### Written task:
List each line in which the string "обратного" appears.

### Rows:
------

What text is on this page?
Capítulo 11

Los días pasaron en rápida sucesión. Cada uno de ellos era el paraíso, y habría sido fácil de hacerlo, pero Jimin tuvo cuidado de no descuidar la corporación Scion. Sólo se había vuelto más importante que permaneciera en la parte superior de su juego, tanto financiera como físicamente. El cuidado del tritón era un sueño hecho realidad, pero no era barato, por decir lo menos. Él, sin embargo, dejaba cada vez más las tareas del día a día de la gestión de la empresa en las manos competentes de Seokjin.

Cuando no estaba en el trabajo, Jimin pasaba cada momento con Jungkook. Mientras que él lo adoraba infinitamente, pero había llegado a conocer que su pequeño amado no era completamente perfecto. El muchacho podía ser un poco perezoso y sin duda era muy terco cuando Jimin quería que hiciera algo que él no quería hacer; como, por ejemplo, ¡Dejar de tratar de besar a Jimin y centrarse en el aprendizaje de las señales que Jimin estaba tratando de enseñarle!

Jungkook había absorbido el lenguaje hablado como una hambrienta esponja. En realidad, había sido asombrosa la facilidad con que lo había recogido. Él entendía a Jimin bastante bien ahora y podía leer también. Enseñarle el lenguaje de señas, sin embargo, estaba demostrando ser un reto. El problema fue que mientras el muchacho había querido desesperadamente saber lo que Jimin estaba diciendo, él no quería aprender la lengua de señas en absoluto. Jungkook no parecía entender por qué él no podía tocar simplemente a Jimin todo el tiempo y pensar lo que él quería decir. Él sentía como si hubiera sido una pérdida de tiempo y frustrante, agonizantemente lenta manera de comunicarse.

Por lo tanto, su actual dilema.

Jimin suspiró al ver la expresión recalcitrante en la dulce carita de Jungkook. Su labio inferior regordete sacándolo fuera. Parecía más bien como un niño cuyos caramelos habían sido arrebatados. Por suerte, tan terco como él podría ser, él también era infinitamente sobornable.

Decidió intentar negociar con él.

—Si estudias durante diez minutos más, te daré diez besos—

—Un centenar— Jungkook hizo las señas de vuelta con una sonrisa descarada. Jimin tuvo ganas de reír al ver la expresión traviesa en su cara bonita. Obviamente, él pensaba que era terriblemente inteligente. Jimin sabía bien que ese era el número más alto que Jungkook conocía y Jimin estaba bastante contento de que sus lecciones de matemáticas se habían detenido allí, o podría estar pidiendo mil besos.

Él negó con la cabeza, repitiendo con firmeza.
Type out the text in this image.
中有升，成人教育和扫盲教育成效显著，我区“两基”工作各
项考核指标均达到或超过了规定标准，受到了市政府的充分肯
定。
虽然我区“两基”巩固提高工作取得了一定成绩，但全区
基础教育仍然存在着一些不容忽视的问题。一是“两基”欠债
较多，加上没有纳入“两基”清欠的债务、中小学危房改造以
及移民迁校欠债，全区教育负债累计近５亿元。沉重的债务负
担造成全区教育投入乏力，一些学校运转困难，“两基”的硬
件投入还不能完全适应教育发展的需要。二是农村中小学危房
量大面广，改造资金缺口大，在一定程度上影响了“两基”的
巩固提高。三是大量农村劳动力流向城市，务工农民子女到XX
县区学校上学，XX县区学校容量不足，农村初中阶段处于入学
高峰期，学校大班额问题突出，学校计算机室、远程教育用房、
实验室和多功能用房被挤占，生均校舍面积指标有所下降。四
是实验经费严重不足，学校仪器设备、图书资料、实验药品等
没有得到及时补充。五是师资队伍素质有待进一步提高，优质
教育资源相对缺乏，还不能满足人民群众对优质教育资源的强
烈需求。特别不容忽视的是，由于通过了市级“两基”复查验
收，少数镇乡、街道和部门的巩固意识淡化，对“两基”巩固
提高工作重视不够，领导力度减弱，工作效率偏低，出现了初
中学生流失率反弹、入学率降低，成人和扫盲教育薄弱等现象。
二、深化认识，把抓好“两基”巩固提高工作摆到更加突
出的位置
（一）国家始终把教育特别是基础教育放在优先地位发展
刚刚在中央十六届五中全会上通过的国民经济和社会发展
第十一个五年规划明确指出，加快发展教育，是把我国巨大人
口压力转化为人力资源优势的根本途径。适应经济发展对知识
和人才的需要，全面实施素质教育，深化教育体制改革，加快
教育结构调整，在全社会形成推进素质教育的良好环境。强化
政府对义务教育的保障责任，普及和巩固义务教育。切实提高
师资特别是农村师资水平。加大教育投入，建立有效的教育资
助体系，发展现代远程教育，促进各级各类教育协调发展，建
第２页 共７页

------

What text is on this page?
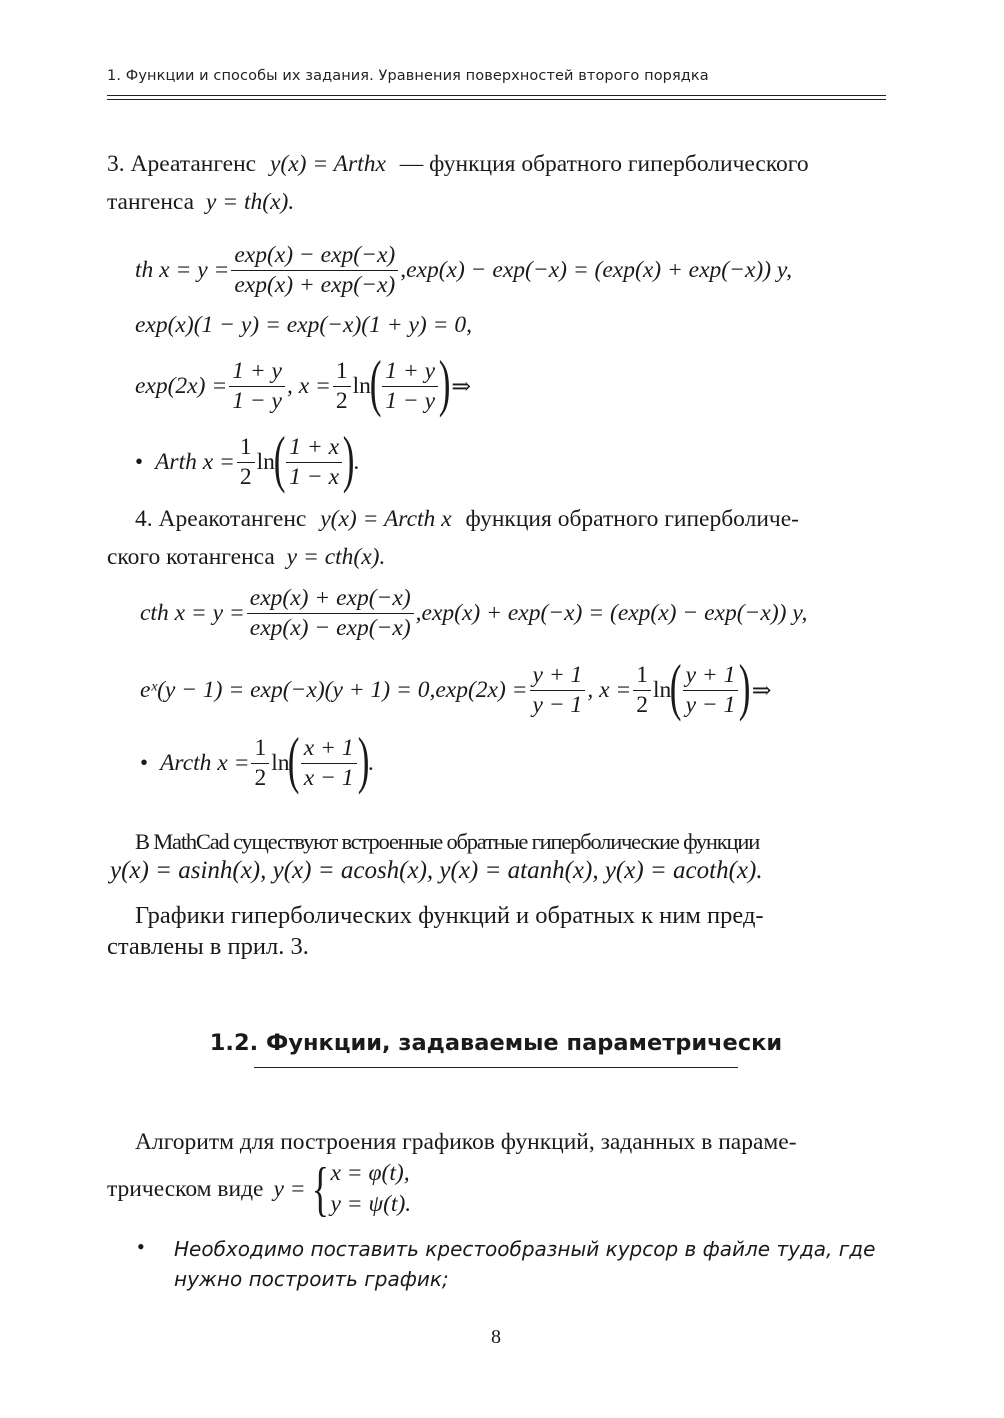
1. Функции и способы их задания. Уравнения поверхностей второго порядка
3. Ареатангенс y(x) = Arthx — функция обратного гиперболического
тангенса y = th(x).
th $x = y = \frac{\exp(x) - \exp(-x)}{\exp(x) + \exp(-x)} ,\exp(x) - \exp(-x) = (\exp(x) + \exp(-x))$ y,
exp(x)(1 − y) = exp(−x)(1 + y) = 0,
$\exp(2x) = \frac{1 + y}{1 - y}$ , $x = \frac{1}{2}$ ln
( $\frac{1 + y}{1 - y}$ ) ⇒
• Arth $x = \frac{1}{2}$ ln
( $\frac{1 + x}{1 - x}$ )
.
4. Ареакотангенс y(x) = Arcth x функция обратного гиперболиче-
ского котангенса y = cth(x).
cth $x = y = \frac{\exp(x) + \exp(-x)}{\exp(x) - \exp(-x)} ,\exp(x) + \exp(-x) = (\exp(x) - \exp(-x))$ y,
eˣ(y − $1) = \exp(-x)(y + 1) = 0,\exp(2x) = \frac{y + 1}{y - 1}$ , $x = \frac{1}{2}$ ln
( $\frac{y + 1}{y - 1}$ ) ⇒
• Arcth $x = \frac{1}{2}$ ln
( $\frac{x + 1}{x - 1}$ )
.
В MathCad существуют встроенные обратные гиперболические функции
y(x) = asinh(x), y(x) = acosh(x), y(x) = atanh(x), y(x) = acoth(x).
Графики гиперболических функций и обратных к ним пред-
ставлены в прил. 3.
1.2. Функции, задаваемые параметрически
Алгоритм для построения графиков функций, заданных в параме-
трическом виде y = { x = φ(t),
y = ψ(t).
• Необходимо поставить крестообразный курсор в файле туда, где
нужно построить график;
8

------

### Right answer:
3. Ареатангенс y(x) = Arthx — функция обратного гиперболического
4. Ареакотангенс y(x) = Arcth x функция обратного гиперболиче-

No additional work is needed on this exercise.